**Data section**

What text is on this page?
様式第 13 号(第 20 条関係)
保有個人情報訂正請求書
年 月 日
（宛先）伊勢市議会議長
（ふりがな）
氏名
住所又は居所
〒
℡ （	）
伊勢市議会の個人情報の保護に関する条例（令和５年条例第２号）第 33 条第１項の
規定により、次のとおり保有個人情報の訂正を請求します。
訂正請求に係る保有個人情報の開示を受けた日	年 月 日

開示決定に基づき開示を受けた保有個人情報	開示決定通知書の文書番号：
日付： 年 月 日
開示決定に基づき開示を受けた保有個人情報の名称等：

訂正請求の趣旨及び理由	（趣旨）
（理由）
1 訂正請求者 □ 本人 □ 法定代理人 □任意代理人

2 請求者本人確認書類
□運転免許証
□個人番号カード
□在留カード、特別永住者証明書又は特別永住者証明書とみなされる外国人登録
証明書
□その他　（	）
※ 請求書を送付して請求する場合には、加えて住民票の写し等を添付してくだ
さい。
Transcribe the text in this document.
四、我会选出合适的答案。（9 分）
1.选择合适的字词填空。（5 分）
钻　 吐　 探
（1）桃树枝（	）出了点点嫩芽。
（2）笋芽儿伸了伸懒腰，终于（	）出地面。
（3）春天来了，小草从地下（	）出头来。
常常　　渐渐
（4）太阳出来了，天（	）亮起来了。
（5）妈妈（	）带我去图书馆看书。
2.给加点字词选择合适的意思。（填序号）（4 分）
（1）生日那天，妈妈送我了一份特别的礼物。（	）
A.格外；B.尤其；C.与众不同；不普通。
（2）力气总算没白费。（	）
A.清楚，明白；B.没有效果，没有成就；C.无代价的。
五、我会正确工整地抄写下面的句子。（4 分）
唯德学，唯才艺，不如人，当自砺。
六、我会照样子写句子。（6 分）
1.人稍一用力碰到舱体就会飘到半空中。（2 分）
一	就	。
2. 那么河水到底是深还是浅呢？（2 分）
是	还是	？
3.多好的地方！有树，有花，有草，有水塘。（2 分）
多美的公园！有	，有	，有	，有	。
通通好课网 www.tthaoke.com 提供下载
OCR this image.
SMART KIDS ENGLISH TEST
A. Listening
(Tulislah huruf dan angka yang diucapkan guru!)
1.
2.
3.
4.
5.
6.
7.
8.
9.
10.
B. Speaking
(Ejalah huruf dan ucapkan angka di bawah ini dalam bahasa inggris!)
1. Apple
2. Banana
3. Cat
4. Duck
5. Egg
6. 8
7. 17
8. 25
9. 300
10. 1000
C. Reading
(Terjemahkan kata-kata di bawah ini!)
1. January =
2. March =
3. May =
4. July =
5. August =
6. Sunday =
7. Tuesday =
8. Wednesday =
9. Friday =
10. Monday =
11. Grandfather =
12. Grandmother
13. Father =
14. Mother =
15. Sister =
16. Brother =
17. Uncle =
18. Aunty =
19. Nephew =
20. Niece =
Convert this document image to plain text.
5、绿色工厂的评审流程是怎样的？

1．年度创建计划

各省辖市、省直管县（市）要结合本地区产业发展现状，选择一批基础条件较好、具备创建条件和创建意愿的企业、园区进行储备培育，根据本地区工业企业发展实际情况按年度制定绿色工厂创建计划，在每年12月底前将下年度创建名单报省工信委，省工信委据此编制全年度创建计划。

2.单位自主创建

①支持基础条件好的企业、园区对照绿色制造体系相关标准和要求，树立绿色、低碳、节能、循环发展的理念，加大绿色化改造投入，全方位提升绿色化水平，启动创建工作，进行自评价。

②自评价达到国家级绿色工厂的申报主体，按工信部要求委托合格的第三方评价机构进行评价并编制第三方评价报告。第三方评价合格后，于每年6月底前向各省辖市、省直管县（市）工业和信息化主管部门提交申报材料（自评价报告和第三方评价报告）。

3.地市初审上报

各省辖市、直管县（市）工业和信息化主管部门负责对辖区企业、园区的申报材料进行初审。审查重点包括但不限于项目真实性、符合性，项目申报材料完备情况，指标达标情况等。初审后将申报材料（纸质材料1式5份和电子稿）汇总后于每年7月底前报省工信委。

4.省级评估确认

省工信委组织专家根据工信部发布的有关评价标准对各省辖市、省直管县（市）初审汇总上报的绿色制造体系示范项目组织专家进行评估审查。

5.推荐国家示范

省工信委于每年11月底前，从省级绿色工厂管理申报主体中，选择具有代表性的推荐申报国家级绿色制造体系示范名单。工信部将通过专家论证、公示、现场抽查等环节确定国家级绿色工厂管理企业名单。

**The problem**
Copy every record exactly as presented.

**Task output**
What text is on this page?
様式第 13 号(第 20 条関係)
保有個人情報訂正請求書
年 月 日
（宛先）伊勢市議会議長
（ふりがな）
氏名
住所又は居所
〒
℡ （	）
伊勢市議会の個人情報の保護に関する条例（令和５年条例第２号）第 33 条第１項の
規定により、次のとおり保有個人情報の訂正を請求します。
訂正請求に係る保有個人情報の開示を受けた日	年 月 日

開示決定に基づき開示を受けた保有個人情報	開示決定通知書の文書番号：
日付： 年 月 日
開示決定に基づき開示を受けた保有個人情報の名称等：

訂正請求の趣旨及び理由	（趣旨）
（理由）
1 訂正請求者 □ 本人 □ 法定代理人 □任意代理人

2 請求者本人確認書類
□運転免許証
□個人番号カード
□在留カード、特別永住者証明書又は特別永住者証明書とみなされる外国人登録
証明書
□その他　（	）
※ 請求書を送付して請求する場合には、加えて住民票の写し等を添付してくだ
さい。
Transcribe the text in this document.
四、我会选出合适的答案。（9 分）
1.选择合适的字词填空。（5 分）
钻　 吐　 探
（1）桃树枝（	）出了点点嫩芽。
（2）笋芽儿伸了伸懒腰，终于（	）出地面。
（3）春天来了，小草从地下（	）出头来。
常常　　渐渐
（4）太阳出来了，天（	）亮起来了。
（5）妈妈（	）带我去图书馆看书。
2.给加点字词选择合适的意思。（填序号）（4 分）
（1）生日那天，妈妈送我了一份特别的礼物。（	）
A.格外；B.尤其；C.与众不同；不普通。
（2）力气总算没白费。（	）
A.清楚，明白；B.没有效果，没有成就；C.无代价的。
五、我会正确工整地抄写下面的句子。（4 分）
唯德学，唯才艺，不如人，当自砺。
六、我会照样子写句子。（6 分）
1.人稍一用力碰到舱体就会飘到半空中。（2 分）
一	就	。
2. 那么河水到底是深还是浅呢？（2 分）
是	还是	？
3.多好的地方！有树，有花，有草，有水塘。（2 分）
多美的公园！有	，有	，有	，有	。
通通好课网 www.tthaoke.com 提供下载
OCR this image.
SMART KIDS ENGLISH TEST
A. Listening
(Tulislah huruf dan angka yang diucapkan guru!)
1.
2.
3.
4.
5.
6.
7.
8.
9.
10.
B. Speaking
(Ejalah huruf dan ucapkan angka di bawah ini dalam bahasa inggris!)
1. Apple
2. Banana
3. Cat
4. Duck
5. Egg
6. 8
7. 17
8. 25
9. 300
10. 1000
C. Reading
(Terjemahkan kata-kata di bawah ini!)
1. January =
2. March =
3. May =
4. July =
5. August =
6. Sunday =
7. Tuesday =
8. Wednesday =
9. Friday =
10. Monday =
11. Grandfather =
12. Grandmother
13. Father =
14. Mother =
15. Sister =
16. Brother =
17. Uncle =
18. Aunty =
19. Nephew =
20. Niece =
Convert this document image to plain text.
5、绿色工厂的评审流程是怎样的？

1．年度创建计划

各省辖市、省直管县（市）要结合本地区产业发展现状，选择一批基础条件较好、具备创建条件和创建意愿的企业、园区进行储备培育，根据本地区工业企业发展实际情况按年度制定绿色工厂创建计划，在每年12月底前将下年度创建名单报省工信委，省工信委据此编制全年度创建计划。

2.单位自主创建

①支持基础条件好的企业、园区对照绿色制造体系相关标准和要求，树立绿色、低碳、节能、循环发展的理念，加大绿色化改造投入，全方位提升绿色化水平，启动创建工作，进行自评价。

②自评价达到国家级绿色工厂的申报主体，按工信部要求委托合格的第三方评价机构进行评价并编制第三方评价报告。第三方评价合格后，于每年6月底前向各省辖市、省直管县（市）工业和信息化主管部门提交申报材料（自评价报告和第三方评价报告）。

3.地市初审上报

各省辖市、直管县（市）工业和信息化主管部门负责对辖区企业、园区的申报材料进行初审。审查重点包括但不限于项目真实性、符合性，项目申报材料完备情况，指标达标情况等。初审后将申报材料（纸质材料1式5份和电子稿）汇总后于每年7月底前报省工信委。

4.省级评估确认

省工信委组织专家根据工信部发布的有关评价标准对各省辖市、省直管县（市）初审汇总上报的绿色制造体系示范项目组织专家进行评估审查。

5.推荐国家示范

省工信委于每年11月底前，从省级绿色工厂管理申报主体中，选择具有代表性的推荐申报国家级绿色制造体系示范名单。工信部将通过专家论证、公示、现场抽查等环节确定国家级绿色工厂管理企业名单。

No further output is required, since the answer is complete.